[What you have to do]: The lines below that include "name" are to be found and copied.
── Provided records ──
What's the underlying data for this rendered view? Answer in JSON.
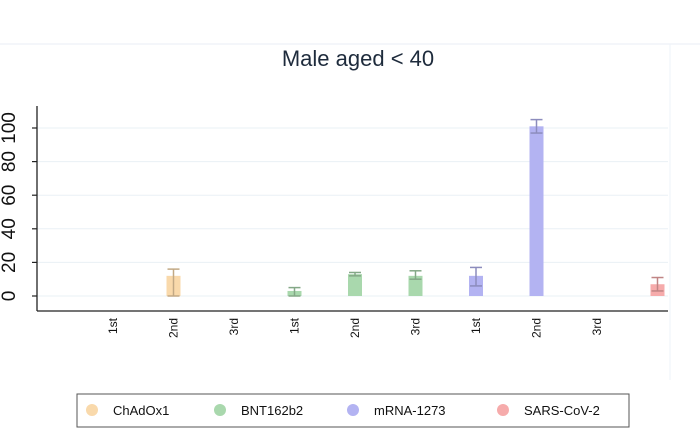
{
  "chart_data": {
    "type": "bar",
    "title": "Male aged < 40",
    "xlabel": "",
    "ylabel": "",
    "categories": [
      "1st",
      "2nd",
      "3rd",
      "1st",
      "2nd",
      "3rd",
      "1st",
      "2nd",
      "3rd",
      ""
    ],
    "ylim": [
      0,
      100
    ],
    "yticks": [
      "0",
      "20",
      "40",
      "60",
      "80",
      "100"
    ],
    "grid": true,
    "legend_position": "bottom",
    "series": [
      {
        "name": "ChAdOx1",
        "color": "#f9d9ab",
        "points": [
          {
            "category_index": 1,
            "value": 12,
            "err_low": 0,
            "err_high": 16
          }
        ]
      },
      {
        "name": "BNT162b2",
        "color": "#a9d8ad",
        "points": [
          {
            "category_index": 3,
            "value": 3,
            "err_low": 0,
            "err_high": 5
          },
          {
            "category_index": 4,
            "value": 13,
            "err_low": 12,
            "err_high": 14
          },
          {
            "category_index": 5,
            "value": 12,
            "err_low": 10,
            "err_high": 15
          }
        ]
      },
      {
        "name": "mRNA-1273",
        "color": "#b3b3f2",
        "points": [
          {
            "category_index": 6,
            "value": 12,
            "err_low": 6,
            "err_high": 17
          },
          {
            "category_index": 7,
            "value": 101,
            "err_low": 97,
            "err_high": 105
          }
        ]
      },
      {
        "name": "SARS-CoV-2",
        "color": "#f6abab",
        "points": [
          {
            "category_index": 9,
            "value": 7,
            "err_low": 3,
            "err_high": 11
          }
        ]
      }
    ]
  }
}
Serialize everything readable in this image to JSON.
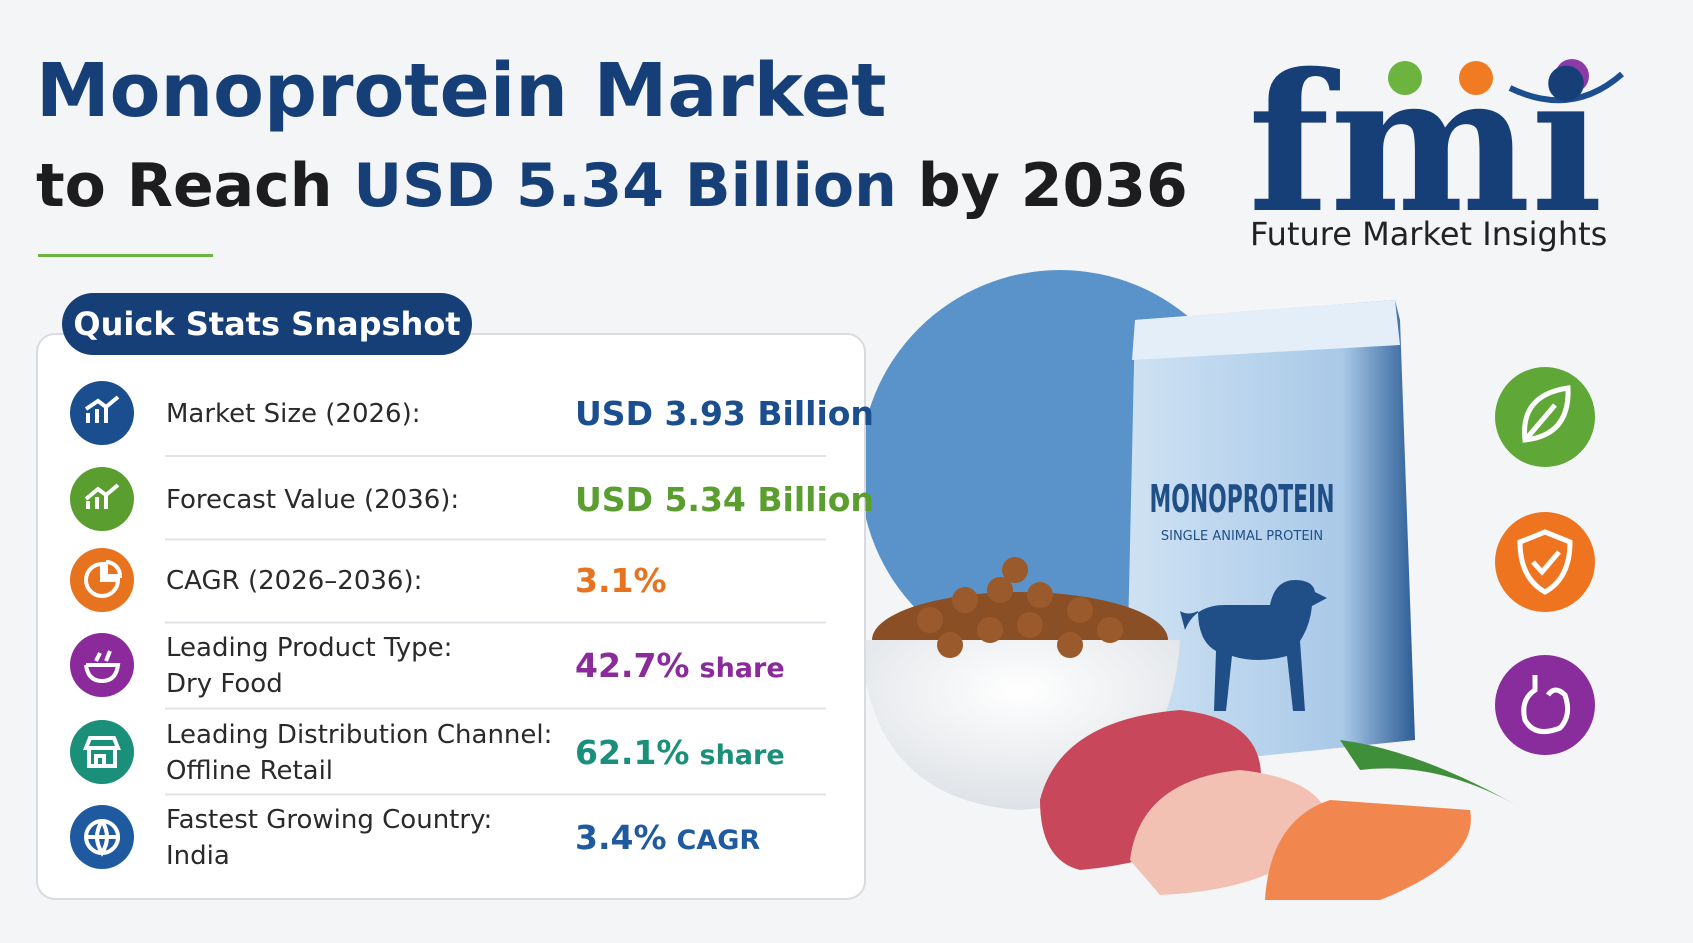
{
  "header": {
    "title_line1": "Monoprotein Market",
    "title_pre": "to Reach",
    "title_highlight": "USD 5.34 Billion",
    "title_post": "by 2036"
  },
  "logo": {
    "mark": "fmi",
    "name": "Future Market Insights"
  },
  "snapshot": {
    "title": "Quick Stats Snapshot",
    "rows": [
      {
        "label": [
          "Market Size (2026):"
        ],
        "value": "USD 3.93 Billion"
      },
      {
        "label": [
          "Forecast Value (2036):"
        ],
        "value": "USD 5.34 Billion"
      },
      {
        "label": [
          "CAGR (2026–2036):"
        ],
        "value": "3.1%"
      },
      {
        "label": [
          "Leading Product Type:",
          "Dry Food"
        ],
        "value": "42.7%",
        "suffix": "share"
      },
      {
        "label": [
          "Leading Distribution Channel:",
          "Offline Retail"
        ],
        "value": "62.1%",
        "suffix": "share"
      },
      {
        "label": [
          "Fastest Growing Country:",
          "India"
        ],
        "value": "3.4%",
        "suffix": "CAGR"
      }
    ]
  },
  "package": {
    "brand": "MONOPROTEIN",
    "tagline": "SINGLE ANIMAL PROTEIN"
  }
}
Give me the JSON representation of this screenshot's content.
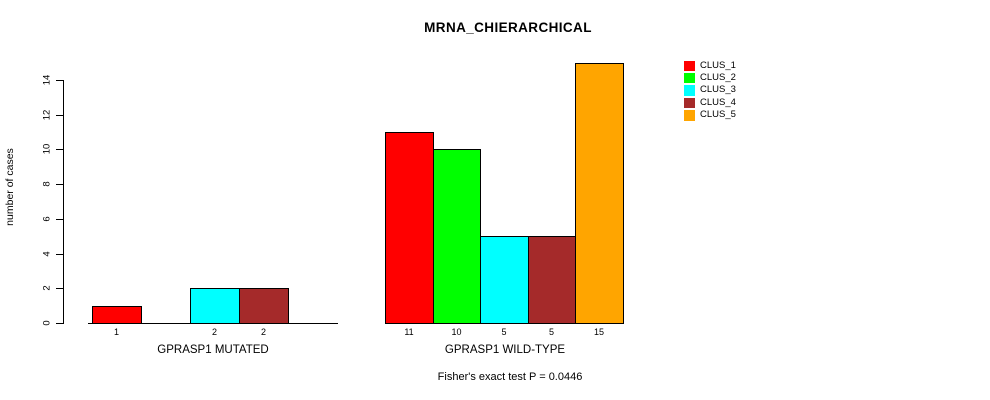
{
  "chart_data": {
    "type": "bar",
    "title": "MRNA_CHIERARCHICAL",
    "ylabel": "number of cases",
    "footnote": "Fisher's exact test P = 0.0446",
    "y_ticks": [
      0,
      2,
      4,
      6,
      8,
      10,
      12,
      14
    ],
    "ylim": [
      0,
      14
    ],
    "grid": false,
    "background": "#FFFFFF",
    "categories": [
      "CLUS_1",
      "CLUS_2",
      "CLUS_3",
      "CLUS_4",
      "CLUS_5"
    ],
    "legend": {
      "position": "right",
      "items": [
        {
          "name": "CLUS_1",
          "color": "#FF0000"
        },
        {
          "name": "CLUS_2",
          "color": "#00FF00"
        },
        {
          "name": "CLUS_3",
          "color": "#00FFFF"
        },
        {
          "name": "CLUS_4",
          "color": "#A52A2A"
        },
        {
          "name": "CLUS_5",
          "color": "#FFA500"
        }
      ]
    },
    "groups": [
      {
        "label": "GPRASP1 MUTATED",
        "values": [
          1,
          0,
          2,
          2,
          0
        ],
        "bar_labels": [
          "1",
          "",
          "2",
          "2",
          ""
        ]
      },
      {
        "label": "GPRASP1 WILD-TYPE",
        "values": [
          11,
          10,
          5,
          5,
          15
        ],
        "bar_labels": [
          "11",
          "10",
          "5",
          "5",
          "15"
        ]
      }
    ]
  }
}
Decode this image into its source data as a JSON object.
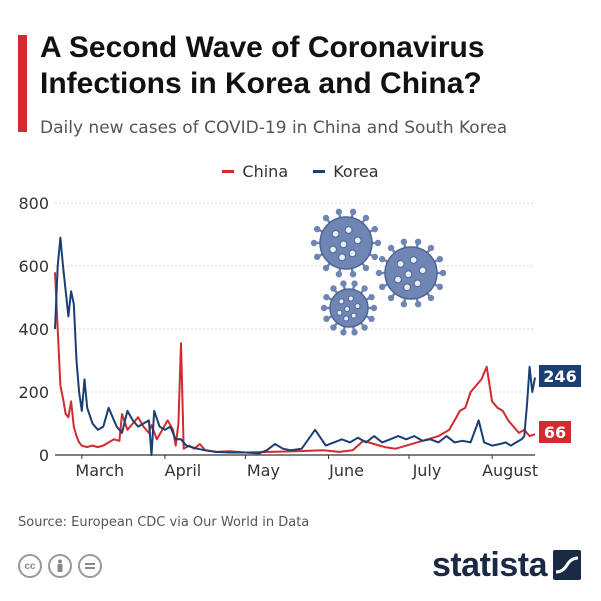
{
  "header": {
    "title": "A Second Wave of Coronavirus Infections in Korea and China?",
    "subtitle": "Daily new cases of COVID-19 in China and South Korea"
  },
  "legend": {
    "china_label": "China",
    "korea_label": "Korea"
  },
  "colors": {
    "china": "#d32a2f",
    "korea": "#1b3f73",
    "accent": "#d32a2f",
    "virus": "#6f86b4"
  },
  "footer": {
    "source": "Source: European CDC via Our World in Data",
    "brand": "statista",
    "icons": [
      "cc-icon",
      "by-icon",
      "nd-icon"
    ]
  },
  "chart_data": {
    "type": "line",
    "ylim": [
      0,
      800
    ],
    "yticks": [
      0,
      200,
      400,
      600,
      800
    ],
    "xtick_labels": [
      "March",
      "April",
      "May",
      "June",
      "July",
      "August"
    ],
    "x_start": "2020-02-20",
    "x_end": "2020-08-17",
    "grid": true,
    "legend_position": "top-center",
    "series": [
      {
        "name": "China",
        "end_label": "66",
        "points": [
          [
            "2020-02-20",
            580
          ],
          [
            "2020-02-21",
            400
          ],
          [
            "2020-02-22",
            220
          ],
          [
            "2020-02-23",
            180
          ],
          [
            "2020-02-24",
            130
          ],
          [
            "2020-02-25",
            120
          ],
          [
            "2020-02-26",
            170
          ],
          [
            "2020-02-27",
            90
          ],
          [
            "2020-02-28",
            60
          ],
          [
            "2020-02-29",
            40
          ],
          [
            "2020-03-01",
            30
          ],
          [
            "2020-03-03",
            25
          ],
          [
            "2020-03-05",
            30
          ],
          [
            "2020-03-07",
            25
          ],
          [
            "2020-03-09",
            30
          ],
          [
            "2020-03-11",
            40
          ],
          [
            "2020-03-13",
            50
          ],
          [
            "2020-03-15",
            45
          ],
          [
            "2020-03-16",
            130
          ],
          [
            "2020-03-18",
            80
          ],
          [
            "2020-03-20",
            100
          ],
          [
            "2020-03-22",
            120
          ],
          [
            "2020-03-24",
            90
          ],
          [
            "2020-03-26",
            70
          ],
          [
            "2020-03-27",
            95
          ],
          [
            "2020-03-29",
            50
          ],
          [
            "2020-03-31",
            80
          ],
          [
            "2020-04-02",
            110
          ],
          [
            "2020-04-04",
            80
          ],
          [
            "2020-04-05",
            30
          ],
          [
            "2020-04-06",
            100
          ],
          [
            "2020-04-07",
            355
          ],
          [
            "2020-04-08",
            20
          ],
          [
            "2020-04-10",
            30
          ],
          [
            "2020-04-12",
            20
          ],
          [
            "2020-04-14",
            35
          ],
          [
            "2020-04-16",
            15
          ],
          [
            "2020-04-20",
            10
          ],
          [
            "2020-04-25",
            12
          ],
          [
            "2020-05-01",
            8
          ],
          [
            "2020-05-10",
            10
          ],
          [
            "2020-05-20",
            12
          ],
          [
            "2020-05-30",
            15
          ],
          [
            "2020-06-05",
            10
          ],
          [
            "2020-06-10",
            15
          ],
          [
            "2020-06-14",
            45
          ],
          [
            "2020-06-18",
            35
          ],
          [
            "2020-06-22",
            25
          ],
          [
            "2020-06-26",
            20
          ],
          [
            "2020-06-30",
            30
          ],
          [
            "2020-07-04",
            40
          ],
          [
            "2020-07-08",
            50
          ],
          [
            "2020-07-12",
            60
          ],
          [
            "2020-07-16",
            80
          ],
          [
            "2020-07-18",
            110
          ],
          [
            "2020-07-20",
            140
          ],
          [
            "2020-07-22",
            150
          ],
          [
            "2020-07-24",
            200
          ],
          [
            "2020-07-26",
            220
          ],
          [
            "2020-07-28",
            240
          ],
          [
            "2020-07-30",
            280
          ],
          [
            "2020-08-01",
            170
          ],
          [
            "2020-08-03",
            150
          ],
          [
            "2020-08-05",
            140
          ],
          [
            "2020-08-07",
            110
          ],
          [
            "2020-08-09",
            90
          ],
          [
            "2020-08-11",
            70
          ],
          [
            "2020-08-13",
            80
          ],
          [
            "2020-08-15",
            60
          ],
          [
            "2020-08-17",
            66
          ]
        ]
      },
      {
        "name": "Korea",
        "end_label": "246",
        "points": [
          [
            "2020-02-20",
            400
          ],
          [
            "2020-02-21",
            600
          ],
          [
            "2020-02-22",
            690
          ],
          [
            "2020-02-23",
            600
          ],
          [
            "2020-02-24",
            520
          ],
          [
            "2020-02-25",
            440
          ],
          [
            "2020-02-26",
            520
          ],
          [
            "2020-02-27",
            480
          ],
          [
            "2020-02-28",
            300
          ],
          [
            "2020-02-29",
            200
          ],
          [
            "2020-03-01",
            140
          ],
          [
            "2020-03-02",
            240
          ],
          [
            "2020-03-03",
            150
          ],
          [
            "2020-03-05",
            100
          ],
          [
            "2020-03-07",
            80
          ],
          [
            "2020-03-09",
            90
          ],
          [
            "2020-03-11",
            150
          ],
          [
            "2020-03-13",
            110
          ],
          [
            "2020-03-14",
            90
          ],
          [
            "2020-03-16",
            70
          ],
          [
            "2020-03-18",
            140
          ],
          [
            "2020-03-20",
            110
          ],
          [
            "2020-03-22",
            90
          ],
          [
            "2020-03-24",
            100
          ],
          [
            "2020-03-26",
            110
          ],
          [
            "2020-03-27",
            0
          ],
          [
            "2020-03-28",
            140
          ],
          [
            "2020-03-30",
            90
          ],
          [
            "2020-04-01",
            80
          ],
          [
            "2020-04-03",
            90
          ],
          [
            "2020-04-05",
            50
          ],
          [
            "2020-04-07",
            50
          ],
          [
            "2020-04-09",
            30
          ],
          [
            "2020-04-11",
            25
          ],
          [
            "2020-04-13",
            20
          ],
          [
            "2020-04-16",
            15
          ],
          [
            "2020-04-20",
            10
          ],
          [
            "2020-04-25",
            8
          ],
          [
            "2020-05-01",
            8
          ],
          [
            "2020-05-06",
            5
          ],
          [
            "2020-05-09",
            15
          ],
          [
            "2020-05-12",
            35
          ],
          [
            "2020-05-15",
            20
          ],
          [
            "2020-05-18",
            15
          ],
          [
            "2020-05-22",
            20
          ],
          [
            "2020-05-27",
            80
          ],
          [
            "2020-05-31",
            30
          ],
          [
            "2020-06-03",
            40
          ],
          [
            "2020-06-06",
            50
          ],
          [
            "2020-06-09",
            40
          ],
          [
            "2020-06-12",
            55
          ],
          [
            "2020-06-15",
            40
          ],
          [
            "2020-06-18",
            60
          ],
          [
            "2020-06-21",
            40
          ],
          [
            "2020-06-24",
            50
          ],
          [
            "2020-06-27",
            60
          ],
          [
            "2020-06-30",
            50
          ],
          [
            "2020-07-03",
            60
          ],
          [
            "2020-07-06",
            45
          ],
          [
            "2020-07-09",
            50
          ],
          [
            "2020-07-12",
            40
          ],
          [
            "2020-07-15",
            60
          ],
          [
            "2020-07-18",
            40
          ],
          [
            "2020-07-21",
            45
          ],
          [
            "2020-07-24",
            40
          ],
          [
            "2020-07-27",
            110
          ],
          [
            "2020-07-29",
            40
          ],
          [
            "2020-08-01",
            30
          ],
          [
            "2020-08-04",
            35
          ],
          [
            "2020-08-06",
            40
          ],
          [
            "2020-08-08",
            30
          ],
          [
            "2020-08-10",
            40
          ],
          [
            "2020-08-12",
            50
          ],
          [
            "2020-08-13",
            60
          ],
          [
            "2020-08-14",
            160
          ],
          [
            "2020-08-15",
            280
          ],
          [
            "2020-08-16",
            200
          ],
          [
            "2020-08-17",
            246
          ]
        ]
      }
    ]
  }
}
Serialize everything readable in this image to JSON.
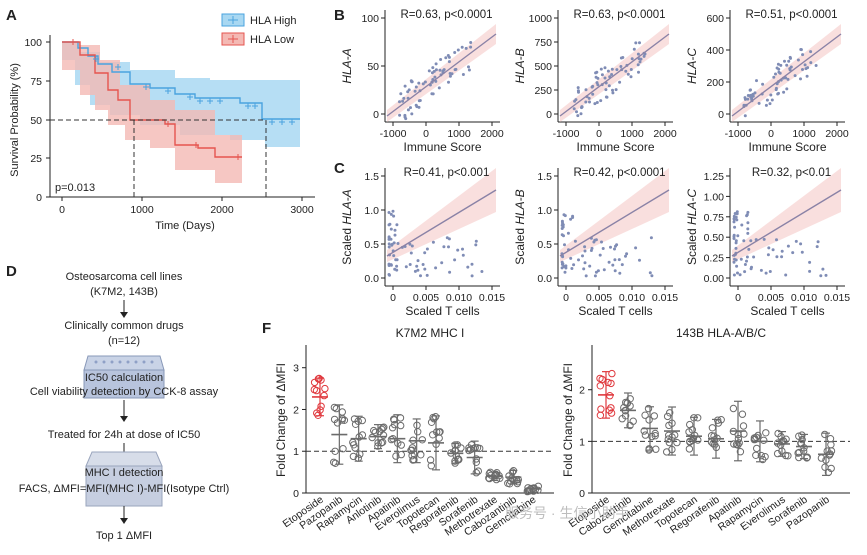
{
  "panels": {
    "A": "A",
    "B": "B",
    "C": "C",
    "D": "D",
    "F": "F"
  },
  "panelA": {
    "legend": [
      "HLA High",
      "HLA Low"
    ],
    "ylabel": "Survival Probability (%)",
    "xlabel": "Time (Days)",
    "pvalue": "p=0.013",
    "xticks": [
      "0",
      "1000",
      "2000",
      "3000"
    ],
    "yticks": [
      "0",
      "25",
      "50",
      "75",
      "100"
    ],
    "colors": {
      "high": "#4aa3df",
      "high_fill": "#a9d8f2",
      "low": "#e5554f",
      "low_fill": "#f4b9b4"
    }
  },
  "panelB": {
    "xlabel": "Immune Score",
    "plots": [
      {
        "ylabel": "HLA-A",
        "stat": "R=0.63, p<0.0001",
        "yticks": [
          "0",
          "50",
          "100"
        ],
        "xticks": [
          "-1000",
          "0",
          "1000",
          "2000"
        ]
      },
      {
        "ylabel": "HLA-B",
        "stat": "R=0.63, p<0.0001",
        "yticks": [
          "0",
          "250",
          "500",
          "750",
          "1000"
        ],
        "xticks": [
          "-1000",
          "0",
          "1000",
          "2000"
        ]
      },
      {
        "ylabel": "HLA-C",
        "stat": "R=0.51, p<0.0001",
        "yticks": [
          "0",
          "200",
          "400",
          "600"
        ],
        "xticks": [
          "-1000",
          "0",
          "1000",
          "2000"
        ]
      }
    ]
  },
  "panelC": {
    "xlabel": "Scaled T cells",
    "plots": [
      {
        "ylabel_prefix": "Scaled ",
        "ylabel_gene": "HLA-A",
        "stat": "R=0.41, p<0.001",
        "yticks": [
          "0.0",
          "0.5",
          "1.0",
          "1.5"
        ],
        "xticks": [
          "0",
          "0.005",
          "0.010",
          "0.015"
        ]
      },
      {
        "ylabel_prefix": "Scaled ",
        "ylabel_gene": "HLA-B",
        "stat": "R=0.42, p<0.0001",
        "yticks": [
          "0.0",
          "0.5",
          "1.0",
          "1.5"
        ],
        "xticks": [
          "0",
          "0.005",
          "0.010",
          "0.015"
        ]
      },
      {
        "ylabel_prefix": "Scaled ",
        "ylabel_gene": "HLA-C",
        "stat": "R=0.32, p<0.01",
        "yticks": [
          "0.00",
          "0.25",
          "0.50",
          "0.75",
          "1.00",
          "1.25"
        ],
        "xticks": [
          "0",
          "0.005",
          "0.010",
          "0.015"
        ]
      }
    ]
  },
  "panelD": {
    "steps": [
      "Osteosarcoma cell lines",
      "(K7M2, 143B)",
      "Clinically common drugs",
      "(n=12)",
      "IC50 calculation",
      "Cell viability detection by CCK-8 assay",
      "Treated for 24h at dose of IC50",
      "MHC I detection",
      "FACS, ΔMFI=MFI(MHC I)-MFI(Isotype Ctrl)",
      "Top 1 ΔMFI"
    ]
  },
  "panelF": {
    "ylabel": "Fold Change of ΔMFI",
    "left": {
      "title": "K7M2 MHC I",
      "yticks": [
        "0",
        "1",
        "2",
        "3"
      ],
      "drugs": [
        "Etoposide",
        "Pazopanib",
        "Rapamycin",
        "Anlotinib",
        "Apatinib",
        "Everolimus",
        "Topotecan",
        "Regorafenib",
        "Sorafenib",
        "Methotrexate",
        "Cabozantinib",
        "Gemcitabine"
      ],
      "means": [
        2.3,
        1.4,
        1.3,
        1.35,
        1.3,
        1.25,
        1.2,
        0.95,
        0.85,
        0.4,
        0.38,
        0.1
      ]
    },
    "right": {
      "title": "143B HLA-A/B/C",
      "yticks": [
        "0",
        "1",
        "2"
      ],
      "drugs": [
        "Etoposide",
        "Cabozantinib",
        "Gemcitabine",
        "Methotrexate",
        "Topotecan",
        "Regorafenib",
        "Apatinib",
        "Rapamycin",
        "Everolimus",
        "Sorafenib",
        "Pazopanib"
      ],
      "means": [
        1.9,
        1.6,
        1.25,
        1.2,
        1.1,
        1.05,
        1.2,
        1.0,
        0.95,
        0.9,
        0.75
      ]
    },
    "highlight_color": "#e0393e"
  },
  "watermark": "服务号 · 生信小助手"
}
───
[Exercise output]:
        "name": "ChAdOx1",
        "name": "BNT162b2",
        "name": "mRNA-1273",
        "name": "SARS-CoV-2",
    "name": "Future Market Insights"
          "name": "CLUS_1",
          "name": "CLUS_2",
          "name": "CLUS_3",
          "name": "CLUS_4",
          "name": "CLUS_5",
        "name": "China",
        "name": "Korea",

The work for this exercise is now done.